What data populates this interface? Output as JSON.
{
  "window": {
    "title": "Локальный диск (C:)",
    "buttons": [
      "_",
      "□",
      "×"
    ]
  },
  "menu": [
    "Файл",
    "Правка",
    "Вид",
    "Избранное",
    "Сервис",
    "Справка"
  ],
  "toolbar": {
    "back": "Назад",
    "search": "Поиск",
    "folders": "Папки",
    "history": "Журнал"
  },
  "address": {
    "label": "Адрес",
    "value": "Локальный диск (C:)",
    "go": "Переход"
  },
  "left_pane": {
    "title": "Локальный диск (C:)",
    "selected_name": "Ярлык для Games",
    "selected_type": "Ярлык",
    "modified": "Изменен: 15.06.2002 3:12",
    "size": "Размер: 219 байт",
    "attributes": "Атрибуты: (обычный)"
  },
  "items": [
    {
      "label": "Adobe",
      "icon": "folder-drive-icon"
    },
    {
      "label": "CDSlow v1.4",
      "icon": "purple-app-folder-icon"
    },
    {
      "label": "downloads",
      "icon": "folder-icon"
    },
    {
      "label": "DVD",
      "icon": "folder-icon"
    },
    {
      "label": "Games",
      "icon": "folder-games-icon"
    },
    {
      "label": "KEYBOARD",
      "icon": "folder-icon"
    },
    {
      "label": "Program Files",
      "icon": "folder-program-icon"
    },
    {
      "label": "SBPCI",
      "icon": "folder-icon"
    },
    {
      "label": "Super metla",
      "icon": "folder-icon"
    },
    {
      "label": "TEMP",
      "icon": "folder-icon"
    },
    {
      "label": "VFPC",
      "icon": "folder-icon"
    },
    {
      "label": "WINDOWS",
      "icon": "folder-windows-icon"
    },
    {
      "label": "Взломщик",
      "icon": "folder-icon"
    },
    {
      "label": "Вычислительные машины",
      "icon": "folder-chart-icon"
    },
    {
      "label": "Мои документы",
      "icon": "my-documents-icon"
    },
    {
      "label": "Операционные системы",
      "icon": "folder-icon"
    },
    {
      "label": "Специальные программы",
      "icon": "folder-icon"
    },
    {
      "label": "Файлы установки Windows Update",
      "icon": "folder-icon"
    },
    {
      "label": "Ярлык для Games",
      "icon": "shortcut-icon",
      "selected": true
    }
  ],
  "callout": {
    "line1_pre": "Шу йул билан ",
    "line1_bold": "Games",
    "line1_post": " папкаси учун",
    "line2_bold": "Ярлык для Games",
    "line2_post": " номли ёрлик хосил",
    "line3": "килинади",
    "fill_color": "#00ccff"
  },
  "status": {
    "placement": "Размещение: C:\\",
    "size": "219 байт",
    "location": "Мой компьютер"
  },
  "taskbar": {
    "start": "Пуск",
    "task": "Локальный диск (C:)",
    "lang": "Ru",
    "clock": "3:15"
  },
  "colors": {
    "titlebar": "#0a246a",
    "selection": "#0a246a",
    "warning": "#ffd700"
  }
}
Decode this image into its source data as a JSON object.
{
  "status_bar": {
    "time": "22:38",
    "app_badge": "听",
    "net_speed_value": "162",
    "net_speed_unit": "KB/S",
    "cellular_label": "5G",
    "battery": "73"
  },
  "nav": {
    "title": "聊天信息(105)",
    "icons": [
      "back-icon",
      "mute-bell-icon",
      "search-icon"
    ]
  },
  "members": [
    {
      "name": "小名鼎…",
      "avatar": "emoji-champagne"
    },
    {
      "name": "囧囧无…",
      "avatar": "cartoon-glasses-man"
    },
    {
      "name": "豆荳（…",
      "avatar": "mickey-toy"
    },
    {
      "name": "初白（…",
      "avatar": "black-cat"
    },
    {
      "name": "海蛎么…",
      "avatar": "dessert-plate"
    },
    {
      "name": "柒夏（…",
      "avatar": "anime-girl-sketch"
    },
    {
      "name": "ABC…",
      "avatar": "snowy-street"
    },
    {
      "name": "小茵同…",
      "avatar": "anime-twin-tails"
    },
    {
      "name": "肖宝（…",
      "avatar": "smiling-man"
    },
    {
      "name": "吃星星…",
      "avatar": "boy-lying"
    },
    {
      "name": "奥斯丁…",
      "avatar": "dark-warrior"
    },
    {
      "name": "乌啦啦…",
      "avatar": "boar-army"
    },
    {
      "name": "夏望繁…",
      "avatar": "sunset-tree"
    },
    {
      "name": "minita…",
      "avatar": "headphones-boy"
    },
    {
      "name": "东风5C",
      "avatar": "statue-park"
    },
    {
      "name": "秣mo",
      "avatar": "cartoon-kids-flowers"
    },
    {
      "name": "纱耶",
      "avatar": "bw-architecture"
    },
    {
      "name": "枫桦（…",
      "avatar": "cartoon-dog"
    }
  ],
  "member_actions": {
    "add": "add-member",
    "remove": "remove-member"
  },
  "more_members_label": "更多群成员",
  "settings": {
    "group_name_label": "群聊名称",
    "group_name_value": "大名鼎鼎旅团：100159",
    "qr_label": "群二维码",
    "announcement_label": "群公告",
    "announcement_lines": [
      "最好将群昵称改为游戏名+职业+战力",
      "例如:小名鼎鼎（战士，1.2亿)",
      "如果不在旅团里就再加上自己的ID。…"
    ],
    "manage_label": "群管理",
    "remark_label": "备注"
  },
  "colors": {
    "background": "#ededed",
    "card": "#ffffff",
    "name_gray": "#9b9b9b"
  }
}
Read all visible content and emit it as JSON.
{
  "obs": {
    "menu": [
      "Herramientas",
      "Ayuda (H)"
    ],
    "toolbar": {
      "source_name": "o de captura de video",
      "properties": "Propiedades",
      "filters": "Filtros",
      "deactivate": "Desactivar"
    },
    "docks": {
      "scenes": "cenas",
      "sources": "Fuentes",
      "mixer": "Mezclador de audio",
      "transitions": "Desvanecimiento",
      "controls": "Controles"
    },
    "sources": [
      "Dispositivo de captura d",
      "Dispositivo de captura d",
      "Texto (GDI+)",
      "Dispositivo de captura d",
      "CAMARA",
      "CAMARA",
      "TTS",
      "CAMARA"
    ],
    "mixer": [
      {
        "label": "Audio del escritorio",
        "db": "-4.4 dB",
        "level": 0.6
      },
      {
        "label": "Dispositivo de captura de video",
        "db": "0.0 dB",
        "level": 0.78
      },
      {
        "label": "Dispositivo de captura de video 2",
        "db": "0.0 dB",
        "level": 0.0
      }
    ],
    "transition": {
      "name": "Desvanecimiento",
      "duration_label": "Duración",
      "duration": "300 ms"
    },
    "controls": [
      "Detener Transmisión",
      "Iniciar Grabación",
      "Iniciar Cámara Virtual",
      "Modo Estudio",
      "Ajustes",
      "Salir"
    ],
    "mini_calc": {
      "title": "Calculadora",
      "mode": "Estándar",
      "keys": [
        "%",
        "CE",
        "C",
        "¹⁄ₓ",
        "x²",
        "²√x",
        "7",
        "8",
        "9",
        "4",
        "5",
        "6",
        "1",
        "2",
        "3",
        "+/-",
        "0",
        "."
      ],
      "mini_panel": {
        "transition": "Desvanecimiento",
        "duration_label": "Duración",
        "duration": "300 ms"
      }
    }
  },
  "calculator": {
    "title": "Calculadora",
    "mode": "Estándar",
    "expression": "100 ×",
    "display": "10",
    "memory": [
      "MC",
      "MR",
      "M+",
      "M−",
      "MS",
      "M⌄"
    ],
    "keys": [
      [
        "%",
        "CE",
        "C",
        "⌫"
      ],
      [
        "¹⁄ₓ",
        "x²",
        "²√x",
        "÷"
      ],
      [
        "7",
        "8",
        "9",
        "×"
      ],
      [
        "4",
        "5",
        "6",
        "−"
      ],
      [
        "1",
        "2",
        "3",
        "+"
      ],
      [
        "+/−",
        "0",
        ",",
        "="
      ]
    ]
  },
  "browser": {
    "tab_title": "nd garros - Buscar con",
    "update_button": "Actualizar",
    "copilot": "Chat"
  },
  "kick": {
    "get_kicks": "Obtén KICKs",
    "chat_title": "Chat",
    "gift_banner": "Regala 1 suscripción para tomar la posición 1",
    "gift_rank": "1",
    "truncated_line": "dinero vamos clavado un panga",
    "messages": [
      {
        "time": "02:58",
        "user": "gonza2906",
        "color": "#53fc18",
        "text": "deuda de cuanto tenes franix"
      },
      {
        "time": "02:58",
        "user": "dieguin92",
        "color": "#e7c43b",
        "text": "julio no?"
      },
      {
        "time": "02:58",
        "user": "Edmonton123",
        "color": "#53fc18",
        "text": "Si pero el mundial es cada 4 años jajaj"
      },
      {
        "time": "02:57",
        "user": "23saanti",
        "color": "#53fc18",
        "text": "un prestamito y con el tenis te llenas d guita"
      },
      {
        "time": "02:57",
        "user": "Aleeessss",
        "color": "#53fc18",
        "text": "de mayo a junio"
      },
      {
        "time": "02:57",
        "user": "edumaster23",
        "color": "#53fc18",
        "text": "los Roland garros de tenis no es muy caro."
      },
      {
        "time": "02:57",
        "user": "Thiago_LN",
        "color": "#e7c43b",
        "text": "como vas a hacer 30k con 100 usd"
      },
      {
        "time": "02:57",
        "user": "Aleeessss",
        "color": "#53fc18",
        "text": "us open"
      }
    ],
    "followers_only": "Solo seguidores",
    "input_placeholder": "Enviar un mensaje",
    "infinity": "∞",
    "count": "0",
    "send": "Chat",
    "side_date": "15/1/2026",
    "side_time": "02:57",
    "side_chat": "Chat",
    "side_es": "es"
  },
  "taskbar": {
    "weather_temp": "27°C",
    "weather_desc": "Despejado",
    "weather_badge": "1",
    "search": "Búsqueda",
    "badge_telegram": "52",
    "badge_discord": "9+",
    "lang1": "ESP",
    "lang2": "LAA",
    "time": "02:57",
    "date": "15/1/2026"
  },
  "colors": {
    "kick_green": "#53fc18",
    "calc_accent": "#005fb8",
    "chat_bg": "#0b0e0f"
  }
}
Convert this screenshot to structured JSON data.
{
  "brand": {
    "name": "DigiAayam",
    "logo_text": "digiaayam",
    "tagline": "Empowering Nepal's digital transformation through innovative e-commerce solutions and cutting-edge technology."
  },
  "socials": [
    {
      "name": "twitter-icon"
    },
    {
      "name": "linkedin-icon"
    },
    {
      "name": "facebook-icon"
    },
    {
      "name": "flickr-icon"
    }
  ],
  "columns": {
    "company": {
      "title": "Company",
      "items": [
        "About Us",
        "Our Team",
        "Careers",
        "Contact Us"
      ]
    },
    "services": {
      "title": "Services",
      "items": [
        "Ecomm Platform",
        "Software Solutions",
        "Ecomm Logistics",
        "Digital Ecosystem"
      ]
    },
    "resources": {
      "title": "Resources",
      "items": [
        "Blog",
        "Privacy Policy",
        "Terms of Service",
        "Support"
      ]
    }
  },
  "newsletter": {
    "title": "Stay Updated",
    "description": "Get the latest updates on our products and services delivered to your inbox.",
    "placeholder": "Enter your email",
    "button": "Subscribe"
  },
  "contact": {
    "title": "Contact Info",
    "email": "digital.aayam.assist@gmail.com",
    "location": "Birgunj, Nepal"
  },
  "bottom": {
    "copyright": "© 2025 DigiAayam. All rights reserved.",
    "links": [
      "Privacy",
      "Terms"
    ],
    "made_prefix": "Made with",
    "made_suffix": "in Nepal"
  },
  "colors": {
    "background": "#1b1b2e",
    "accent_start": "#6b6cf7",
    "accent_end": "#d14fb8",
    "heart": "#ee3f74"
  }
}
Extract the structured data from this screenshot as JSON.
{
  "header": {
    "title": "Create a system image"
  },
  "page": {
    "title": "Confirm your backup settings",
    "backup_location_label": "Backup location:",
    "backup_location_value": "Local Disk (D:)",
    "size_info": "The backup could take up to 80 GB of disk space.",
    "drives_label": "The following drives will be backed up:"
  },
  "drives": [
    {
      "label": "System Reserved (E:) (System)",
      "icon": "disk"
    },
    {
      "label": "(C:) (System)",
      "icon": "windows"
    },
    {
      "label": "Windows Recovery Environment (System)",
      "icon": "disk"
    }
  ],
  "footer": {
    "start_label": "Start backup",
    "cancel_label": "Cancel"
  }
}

■ ■ ■

◆ YOUR OBJECTIVE
Tally the lines in the entries above that hold the word "Локальный". Reply with nothing but that count.

◆ OUTPUT BELOW
4